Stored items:
□ □ □

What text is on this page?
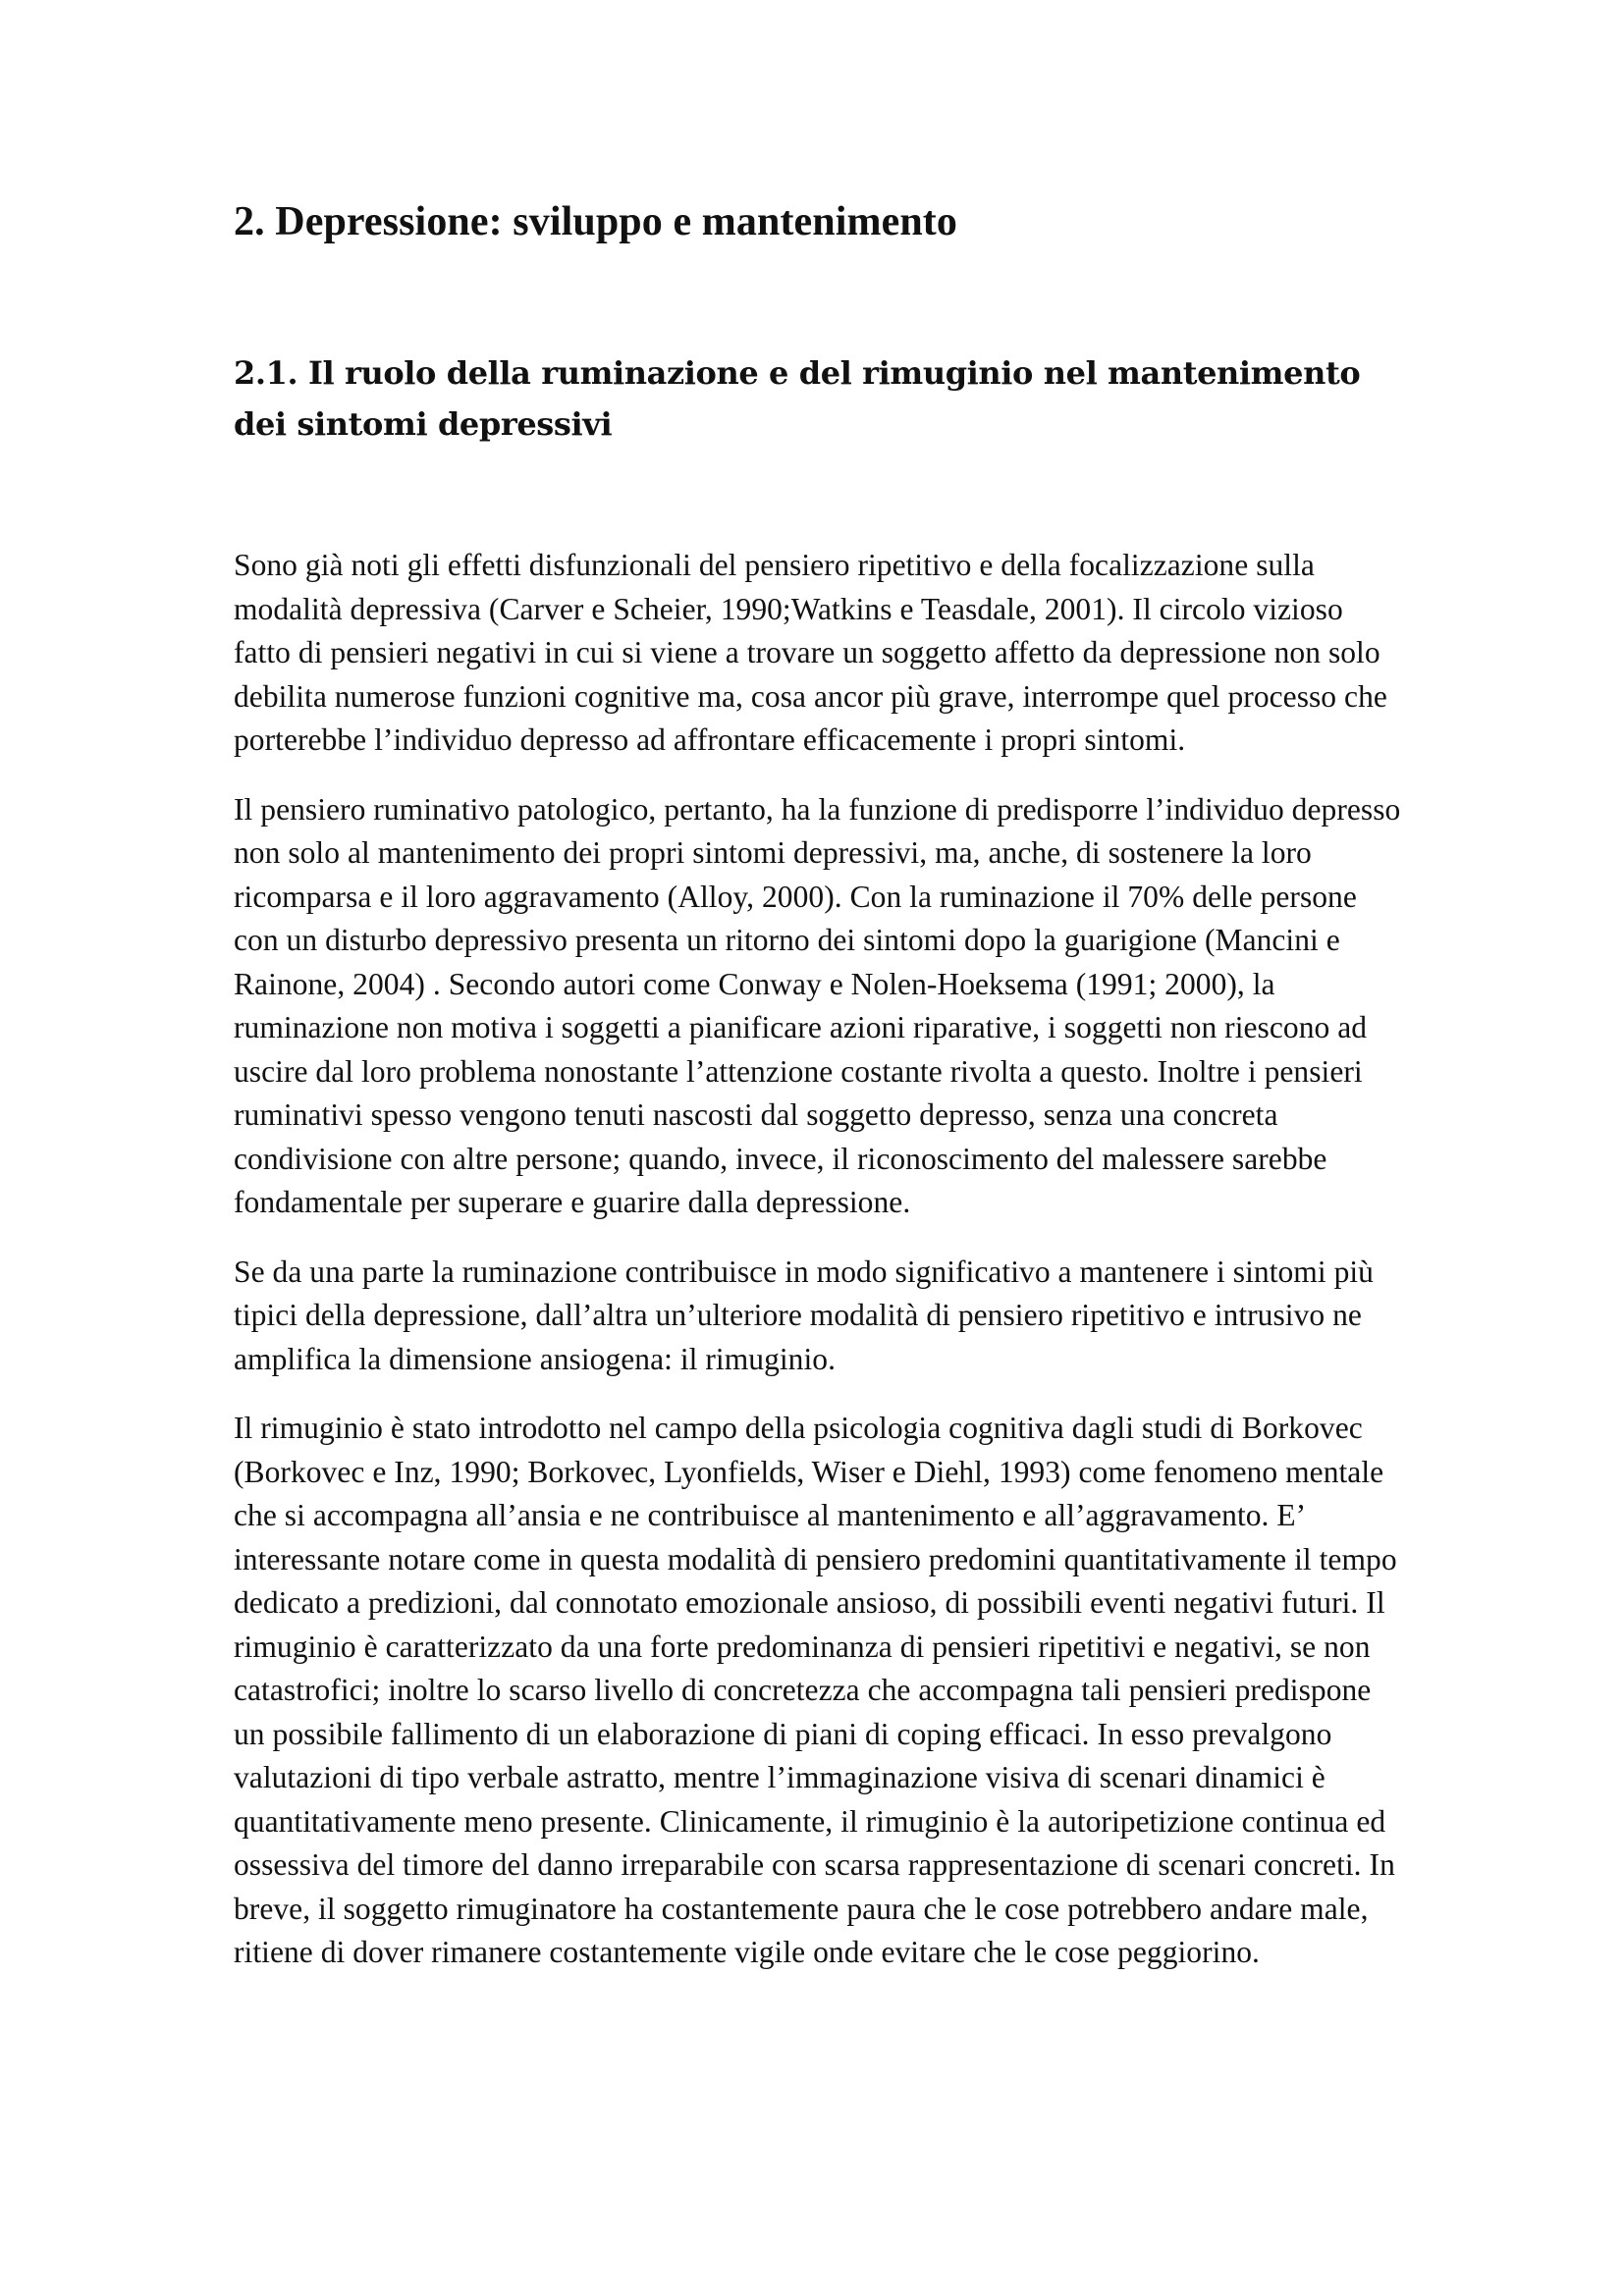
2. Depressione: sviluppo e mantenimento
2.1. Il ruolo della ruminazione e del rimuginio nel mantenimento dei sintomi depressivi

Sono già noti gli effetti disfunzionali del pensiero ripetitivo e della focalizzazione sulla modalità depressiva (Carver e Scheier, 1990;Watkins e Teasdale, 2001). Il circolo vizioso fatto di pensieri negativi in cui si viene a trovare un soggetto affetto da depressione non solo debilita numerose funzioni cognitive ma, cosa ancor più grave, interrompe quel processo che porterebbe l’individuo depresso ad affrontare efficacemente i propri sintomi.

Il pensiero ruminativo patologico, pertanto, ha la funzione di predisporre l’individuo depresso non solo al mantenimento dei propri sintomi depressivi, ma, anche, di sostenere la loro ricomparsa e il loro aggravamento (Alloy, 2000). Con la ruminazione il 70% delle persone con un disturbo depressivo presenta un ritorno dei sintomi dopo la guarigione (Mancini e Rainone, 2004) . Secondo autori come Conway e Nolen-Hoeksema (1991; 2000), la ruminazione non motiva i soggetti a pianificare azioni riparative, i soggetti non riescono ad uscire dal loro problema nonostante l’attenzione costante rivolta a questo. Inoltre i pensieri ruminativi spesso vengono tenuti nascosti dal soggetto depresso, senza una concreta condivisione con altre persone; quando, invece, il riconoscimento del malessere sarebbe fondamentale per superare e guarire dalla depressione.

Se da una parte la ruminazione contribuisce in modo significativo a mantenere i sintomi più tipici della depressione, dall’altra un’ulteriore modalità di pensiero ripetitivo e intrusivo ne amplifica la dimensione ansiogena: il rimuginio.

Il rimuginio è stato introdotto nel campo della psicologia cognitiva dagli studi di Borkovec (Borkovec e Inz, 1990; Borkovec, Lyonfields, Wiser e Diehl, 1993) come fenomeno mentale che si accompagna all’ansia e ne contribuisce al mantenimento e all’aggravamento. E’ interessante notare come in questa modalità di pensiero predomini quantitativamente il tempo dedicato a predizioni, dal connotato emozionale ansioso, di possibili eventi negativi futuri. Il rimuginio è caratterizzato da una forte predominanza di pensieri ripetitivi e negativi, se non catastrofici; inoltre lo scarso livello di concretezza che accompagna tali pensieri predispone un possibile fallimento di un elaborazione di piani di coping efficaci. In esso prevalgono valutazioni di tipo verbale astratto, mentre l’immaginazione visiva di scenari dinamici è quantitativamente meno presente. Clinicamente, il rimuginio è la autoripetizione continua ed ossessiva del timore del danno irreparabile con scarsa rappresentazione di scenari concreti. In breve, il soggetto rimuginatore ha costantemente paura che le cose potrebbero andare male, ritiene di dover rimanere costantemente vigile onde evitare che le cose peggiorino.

□ □ □

Task instructions: Output all of the data exactly as it stands, minus any images.

Task response:
What text is on this page?
2. Depressione: sviluppo e mantenimento
2.1. Il ruolo della ruminazione e del rimuginio nel mantenimento dei sintomi depressivi

Sono già noti gli effetti disfunzionali del pensiero ripetitivo e della focalizzazione sulla modalità depressiva (Carver e Scheier, 1990;Watkins e Teasdale, 2001). Il circolo vizioso fatto di pensieri negativi in cui si viene a trovare un soggetto affetto da depressione non solo debilita numerose funzioni cognitive ma, cosa ancor più grave, interrompe quel processo che porterebbe l’individuo depresso ad affrontare efficacemente i propri sintomi.

Il pensiero ruminativo patologico, pertanto, ha la funzione di predisporre l’individuo depresso non solo al mantenimento dei propri sintomi depressivi, ma, anche, di sostenere la loro ricomparsa e il loro aggravamento (Alloy, 2000). Con la ruminazione il 70% delle persone con un disturbo depressivo presenta un ritorno dei sintomi dopo la guarigione (Mancini e Rainone, 2004) . Secondo autori come Conway e Nolen-Hoeksema (1991; 2000), la ruminazione non motiva i soggetti a pianificare azioni riparative, i soggetti non riescono ad uscire dal loro problema nonostante l’attenzione costante rivolta a questo. Inoltre i pensieri ruminativi spesso vengono tenuti nascosti dal soggetto depresso, senza una concreta condivisione con altre persone; quando, invece, il riconoscimento del malessere sarebbe fondamentale per superare e guarire dalla depressione.

Se da una parte la ruminazione contribuisce in modo significativo a mantenere i sintomi più tipici della depressione, dall’altra un’ulteriore modalità di pensiero ripetitivo e intrusivo ne amplifica la dimensione ansiogena: il rimuginio.

Il rimuginio è stato introdotto nel campo della psicologia cognitiva dagli studi di Borkovec (Borkovec e Inz, 1990; Borkovec, Lyonfields, Wiser e Diehl, 1993) come fenomeno mentale che si accompagna all’ansia e ne contribuisce al mantenimento e all’aggravamento. E’ interessante notare come in questa modalità di pensiero predomini quantitativamente il tempo dedicato a predizioni, dal connotato emozionale ansioso, di possibili eventi negativi futuri. Il rimuginio è caratterizzato da una forte predominanza di pensieri ripetitivi e negativi, se non catastrofici; inoltre lo scarso livello di concretezza che accompagna tali pensieri predispone un possibile fallimento di un elaborazione di piani di coping efficaci. In esso prevalgono valutazioni di tipo verbale astratto, mentre l’immaginazione visiva di scenari dinamici è quantitativamente meno presente. Clinicamente, il rimuginio è la autoripetizione continua ed ossessiva del timore del danno irreparabile con scarsa rappresentazione di scenari concreti. In breve, il soggetto rimuginatore ha costantemente paura che le cose potrebbero andare male, ritiene di dover rimanere costantemente vigile onde evitare che le cose peggiorino.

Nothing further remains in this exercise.